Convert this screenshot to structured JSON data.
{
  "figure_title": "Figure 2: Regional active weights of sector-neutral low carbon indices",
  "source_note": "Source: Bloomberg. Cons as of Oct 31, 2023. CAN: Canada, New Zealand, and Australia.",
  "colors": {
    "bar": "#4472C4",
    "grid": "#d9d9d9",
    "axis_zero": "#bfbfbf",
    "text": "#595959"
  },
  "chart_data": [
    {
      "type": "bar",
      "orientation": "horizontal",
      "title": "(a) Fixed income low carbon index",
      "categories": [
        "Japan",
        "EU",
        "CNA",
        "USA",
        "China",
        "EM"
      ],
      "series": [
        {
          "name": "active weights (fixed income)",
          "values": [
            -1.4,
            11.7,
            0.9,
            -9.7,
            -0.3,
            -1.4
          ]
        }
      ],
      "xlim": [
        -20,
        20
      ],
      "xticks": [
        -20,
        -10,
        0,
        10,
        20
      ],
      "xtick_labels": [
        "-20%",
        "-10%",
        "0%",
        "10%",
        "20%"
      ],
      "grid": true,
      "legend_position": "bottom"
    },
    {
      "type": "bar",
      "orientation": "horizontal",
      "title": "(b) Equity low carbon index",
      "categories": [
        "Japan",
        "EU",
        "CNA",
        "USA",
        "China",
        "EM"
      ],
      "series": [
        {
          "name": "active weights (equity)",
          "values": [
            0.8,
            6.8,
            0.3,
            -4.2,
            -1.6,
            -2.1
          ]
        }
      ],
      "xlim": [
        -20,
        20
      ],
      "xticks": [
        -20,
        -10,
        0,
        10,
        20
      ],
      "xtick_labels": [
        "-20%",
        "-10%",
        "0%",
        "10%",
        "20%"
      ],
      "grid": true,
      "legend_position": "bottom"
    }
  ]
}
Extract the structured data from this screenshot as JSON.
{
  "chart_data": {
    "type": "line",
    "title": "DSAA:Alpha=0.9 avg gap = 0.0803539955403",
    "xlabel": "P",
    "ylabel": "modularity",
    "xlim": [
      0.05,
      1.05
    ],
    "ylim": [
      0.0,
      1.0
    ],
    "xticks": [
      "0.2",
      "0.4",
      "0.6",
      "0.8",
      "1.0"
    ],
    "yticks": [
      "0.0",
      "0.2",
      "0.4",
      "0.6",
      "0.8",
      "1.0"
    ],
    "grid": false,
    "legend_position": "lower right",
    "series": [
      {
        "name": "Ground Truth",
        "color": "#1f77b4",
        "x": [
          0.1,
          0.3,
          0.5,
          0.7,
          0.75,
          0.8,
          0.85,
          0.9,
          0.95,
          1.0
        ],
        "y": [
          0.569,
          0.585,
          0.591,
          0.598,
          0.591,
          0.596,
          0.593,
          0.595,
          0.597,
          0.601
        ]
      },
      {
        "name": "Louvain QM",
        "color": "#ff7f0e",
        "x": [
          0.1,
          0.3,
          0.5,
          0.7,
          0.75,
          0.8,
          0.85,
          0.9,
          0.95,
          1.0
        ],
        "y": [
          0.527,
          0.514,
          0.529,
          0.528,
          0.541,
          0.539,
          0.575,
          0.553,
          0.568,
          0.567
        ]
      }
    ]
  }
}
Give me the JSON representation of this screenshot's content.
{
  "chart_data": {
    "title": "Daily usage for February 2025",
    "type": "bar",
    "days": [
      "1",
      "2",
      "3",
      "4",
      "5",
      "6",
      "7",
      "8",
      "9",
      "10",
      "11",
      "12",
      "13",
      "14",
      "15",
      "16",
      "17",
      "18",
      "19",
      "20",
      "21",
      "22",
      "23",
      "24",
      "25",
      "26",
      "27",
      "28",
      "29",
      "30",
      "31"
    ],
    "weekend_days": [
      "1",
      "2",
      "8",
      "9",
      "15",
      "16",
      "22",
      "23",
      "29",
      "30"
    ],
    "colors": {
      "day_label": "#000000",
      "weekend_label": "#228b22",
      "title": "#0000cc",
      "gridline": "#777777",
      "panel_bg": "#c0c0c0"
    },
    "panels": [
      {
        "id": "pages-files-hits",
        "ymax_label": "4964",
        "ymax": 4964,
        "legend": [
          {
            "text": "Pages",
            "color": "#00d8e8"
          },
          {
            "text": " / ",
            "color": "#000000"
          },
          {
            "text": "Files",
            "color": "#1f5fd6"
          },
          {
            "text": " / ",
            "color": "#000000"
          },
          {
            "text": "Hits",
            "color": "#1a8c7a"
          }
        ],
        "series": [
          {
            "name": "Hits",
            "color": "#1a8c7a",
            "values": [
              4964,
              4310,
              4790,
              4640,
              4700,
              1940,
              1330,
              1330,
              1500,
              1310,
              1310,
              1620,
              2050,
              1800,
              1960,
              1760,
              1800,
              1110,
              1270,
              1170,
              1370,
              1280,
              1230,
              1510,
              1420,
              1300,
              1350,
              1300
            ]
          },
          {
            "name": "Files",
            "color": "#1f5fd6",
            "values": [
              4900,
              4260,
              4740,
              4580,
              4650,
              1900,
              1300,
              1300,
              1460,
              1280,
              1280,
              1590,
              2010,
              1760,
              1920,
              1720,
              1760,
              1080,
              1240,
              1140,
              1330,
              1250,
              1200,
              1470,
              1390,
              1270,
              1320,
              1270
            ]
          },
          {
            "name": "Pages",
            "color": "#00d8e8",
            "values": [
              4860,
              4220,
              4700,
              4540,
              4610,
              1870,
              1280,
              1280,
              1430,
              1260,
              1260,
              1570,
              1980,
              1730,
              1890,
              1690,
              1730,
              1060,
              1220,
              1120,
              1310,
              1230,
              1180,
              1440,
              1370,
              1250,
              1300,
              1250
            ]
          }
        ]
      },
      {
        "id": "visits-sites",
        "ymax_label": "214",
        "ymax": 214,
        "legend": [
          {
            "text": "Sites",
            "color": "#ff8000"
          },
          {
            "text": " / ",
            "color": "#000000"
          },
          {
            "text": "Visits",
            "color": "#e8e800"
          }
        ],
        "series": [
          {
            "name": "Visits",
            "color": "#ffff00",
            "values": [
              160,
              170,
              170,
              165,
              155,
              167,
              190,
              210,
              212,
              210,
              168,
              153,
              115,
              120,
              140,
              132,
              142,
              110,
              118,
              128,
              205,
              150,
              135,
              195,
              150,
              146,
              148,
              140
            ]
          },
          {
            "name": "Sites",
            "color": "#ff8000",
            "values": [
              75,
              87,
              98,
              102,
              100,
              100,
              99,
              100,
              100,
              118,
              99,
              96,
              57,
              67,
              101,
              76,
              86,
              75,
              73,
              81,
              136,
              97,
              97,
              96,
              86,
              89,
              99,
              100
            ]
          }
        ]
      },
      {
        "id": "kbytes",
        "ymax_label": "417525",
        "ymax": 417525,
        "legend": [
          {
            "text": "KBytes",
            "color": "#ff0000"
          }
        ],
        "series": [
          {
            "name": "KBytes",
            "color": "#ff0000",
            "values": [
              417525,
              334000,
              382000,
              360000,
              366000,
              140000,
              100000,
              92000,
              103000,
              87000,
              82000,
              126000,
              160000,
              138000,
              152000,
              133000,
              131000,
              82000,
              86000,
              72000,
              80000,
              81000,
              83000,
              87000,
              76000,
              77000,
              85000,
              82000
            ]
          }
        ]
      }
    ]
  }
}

· · · ·

Report how many lines of the records above contain the word "JSON", and give only that number.

Solution to this task - 3